Which lines in the items below contain the string "Land", with case counting? Report each of those lines in full.

★ ★ ★ ★ ★

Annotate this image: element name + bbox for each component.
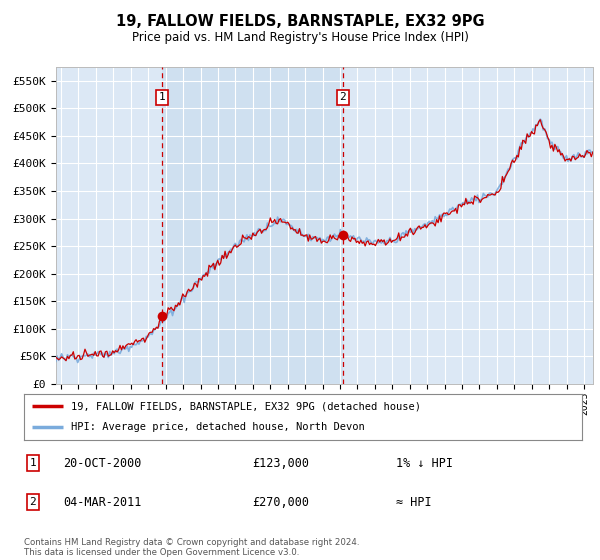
- Text: 20-OCT-2000: 20-OCT-2000: [63, 456, 142, 470]
- Bar: [56, 67, 162, 384]
- Text: £270,000: £270,000: [252, 496, 309, 509]
- Text: ≈ HPI: ≈ HPI: [396, 496, 431, 509]
- Text: 2: 2: [340, 92, 346, 102]
- Text: Price paid vs. HM Land Registry's House Price Index (HPI): Price paid vs. HM Land Registry's House …: [131, 31, 469, 44]
- Text: 1: 1: [29, 458, 37, 468]
- Text: 1% ↓ HPI: 1% ↓ HPI: [396, 456, 453, 470]
- Text: HPI: Average price, detached house, North Devon: HPI: Average price, detached house, Nort…: [71, 422, 365, 432]
- Bar: [343, 67, 593, 384]
- Bar: [162, 67, 343, 384]
- Text: £123,000: £123,000: [252, 456, 309, 470]
- Text: 04-MAR-2011: 04-MAR-2011: [63, 496, 142, 509]
- Text: 2: 2: [29, 497, 37, 507]
- Text: 1: 1: [159, 92, 166, 102]
- Text: Contains HM Land Registry data © Crown copyright and database right 2024.
This d: Contains HM Land Registry data © Crown c…: [24, 538, 359, 557]
- Text: 19, FALLOW FIELDS, BARNSTAPLE, EX32 9PG: 19, FALLOW FIELDS, BARNSTAPLE, EX32 9PG: [116, 14, 484, 29]
- Text: 19, FALLOW FIELDS, BARNSTAPLE, EX32 9PG (detached house): 19, FALLOW FIELDS, BARNSTAPLE, EX32 9PG …: [71, 401, 421, 411]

★ ★ ★ ★ ★

■ OUTPUT OF THE EXERCISE:
- Text: Price paid vs. HM Land Registry's House Price Index (HPI): Price paid vs. HM Land Registry's House …: [131, 31, 469, 44]
- Text: Contains HM Land Registry data © Crown copyright and database right 2024.
This d: Contains HM Land Registry data © Crown c…: [24, 538, 359, 557]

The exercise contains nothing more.